» **Your goal**: Transcribe every line, keeping it exact.

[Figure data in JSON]
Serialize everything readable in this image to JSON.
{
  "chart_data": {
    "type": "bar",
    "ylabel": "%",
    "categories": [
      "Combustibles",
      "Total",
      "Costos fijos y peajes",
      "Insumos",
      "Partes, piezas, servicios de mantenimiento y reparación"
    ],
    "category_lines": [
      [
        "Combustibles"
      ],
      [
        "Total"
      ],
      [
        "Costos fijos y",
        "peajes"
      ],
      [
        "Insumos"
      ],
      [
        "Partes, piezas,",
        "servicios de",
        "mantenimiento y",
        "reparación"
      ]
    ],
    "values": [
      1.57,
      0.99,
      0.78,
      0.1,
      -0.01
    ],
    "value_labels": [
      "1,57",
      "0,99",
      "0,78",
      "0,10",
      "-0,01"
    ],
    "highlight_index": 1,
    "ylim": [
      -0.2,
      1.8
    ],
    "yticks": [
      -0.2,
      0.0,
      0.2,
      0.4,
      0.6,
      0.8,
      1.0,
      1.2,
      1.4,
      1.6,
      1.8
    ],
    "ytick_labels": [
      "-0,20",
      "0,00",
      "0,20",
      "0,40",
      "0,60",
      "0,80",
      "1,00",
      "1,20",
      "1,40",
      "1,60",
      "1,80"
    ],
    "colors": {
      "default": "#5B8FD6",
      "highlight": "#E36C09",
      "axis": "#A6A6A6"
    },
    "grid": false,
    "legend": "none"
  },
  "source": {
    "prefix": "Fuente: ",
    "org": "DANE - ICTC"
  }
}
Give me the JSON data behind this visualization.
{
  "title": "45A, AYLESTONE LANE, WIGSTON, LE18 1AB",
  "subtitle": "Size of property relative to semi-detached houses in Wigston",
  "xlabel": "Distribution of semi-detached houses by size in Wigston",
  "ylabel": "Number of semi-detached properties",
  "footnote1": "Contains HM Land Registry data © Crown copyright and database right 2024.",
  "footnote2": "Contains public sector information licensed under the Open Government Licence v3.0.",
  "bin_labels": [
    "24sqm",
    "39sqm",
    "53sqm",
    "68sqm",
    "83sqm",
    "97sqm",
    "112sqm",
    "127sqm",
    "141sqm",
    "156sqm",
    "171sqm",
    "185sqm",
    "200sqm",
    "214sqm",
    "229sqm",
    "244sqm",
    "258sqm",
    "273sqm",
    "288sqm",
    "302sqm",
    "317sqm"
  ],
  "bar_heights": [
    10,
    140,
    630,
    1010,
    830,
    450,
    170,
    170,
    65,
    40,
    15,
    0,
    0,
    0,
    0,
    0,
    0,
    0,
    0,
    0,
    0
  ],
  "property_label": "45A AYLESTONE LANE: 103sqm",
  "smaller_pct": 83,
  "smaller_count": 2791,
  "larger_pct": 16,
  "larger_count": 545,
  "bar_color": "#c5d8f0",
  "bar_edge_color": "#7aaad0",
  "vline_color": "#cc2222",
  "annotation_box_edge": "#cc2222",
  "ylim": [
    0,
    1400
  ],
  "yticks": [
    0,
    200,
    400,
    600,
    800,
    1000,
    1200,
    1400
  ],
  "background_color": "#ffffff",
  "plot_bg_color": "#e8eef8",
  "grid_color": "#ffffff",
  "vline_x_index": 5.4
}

» **Written solution**:
Serialize everything readable in this image to JSON.
{
  "chart_data": {
    "type": "bar",
    "ylabel": "%",
    "categories": [
      "Combustibles",
      "Total",
      "Costos fijos y peajes",
      "Insumos",
      "Partes, piezas, servicios de mantenimiento y reparación"
    ],
    "category_lines": [
      [
        "Combustibles"
      ],
      [
        "Total"
      ],
      [
        "Costos fijos y",
        "peajes"
      ],
      [
        "Insumos"
      ],
      [
        "Partes, piezas,",
        "servicios de",
        "mantenimiento y",
        "reparación"
      ]
    ],
    "values": [
      1.57,
      0.99,
      0.78,
      0.1,
      -0.01
    ],
    "value_labels": [
      "1,57",
      "0,99",
      "0,78",
      "0,10",
      "-0,01"
    ],
    "highlight_index": 1,
    "ylim": [
      -0.2,
      1.8
    ],
    "yticks": [
      -0.2,
      0.0,
      0.2,
      0.4,
      0.6,
      0.8,
      1.0,
      1.2,
      1.4,
      1.6,
      1.8
    ],
    "ytick_labels": [
      "-0,20",
      "0,00",
      "0,20",
      "0,40",
      "0,60",
      "0,80",
      "1,00",
      "1,20",
      "1,40",
      "1,60",
      "1,80"
    ],
    "colors": {
      "default": "#5B8FD6",
      "highlight": "#E36C09",
      "axis": "#A6A6A6"
    },
    "grid": false,
    "legend": "none"
  },
  "source": {
    "prefix": "Fuente: ",
    "org": "DANE - ICTC"
  }
}
Give me the JSON data behind this visualization.
{
  "title": "45A, AYLESTONE LANE, WIGSTON, LE18 1AB",
  "subtitle": "Size of property relative to semi-detached houses in Wigston",
  "xlabel": "Distribution of semi-detached houses by size in Wigston",
  "ylabel": "Number of semi-detached properties",
  "footnote1": "Contains HM Land Registry data © Crown copyright and database right 2024.",
  "footnote2": "Contains public sector information licensed under the Open Government Licence v3.0.",
  "bin_labels": [
    "24sqm",
    "39sqm",
    "53sqm",
    "68sqm",
    "83sqm",
    "97sqm",
    "112sqm",
    "127sqm",
    "141sqm",
    "156sqm",
    "171sqm",
    "185sqm",
    "200sqm",
    "214sqm",
    "229sqm",
    "244sqm",
    "258sqm",
    "273sqm",
    "288sqm",
    "302sqm",
    "317sqm"
  ],
  "bar_heights": [
    10,
    140,
    630,
    1010,
    830,
    450,
    170,
    170,
    65,
    40,
    15,
    0,
    0,
    0,
    0,
    0,
    0,
    0,
    0,
    0,
    0
  ],
  "property_label": "45A AYLESTONE LANE: 103sqm",
  "smaller_pct": 83,
  "smaller_count": 2791,
  "larger_pct": 16,
  "larger_count": 545,
  "bar_color": "#c5d8f0",
  "bar_edge_color": "#7aaad0",
  "vline_color": "#cc2222",
  "annotation_box_edge": "#cc2222",
  "ylim": [
    0,
    1400
  ],
  "yticks": [
    0,
    200,
    400,
    600,
    800,
    1000,
    1200,
    1400
  ],
  "background_color": "#ffffff",
  "plot_bg_color": "#e8eef8",
  "grid_color": "#ffffff",
  "vline_x_index": 5.4
}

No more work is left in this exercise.